** start of Dataset entries **

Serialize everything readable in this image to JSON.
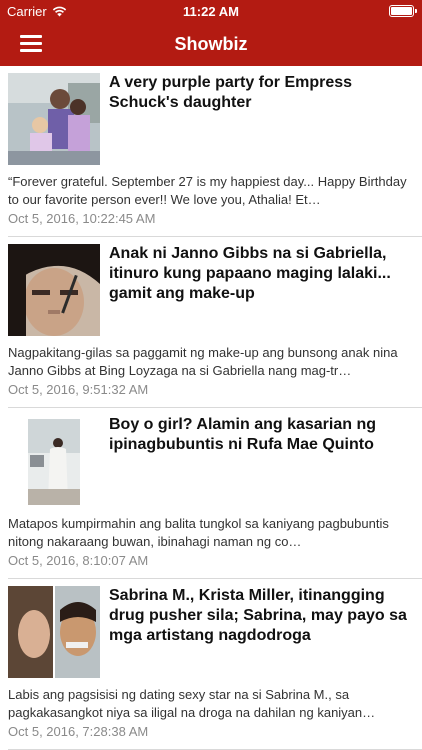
{
  "statusbar": {
    "carrier": "Carrier",
    "time": "11:22 AM"
  },
  "navbar": {
    "title": "Showbiz",
    "menu_icon": "hamburger-menu-icon"
  },
  "articles": [
    {
      "headline": "A very purple party for Empress Schuck's daughter",
      "snippet": "“Forever grateful. September 27 is my happiest day... Happy Birthday to our favorite person ever!! We love you, Athalia! Et…",
      "date": "Oct 5, 2016, 10:22:45 AM"
    },
    {
      "headline": "Anak ni Janno Gibbs na si Gabriella, itinuro kung papaano maging lalaki... gamit ang make-up",
      "snippet": "Nagpakitang-gilas sa paggamit ng make-up ang bunsong anak nina Janno Gibbs at Bing Loyzaga na si Gabriella nang mag-tr…",
      "date": "Oct 5, 2016, 9:51:32 AM"
    },
    {
      "headline": "Boy o girl? Alamin ang kasarian ng ipinagbubuntis ni Rufa Mae Quinto",
      "snippet": "Matapos kumpirmahin ang balita tungkol sa kaniyang pagbubuntis nitong nakaraang buwan, ibinahagi naman ng co…",
      "date": "Oct 5, 2016, 8:10:07 AM"
    },
    {
      "headline": "Sabrina M.,  Krista Miller, itinangging drug pusher sila; Sabrina, may payo sa mga artistang nagdodroga",
      "snippet": "Labis ang pagsisisi ng dating sexy star na si Sabrina M., sa pagkakasangkot niya sa iligal na droga na dahilan ng kaniyan…",
      "date": "Oct 5, 2016, 7:28:38 AM"
    }
  ]
}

** end of Dataset entries **

### What to work on
Transcribe every entry word for word, but omit the pictures.

### Expected output
Serialize everything readable in this image to JSON.
{
  "statusbar": {
    "carrier": "Carrier",
    "time": "11:22 AM"
  },
  "navbar": {
    "title": "Showbiz",
    "menu_icon": "hamburger-menu-icon"
  },
  "articles": [
    {
      "headline": "A very purple party for Empress Schuck's daughter",
      "snippet": "“Forever grateful. September 27 is my happiest day... Happy Birthday to our favorite person ever!! We love you, Athalia! Et…",
      "date": "Oct 5, 2016, 10:22:45 AM"
    },
    {
      "headline": "Anak ni Janno Gibbs na si Gabriella, itinuro kung papaano maging lalaki... gamit ang make-up",
      "snippet": "Nagpakitang-gilas sa paggamit ng make-up ang bunsong anak nina Janno Gibbs at Bing Loyzaga na si Gabriella nang mag-tr…",
      "date": "Oct 5, 2016, 9:51:32 AM"
    },
    {
      "headline": "Boy o girl? Alamin ang kasarian ng ipinagbubuntis ni Rufa Mae Quinto",
      "snippet": "Matapos kumpirmahin ang balita tungkol sa kaniyang pagbubuntis nitong nakaraang buwan, ibinahagi naman ng co…",
      "date": "Oct 5, 2016, 8:10:07 AM"
    },
    {
      "headline": "Sabrina M.,  Krista Miller, itinangging drug pusher sila; Sabrina, may payo sa mga artistang nagdodroga",
      "snippet": "Labis ang pagsisisi ng dating sexy star na si Sabrina M., sa pagkakasangkot niya sa iligal na droga na dahilan ng kaniyan…",
      "date": "Oct 5, 2016, 7:28:38 AM"
    }
  ]
}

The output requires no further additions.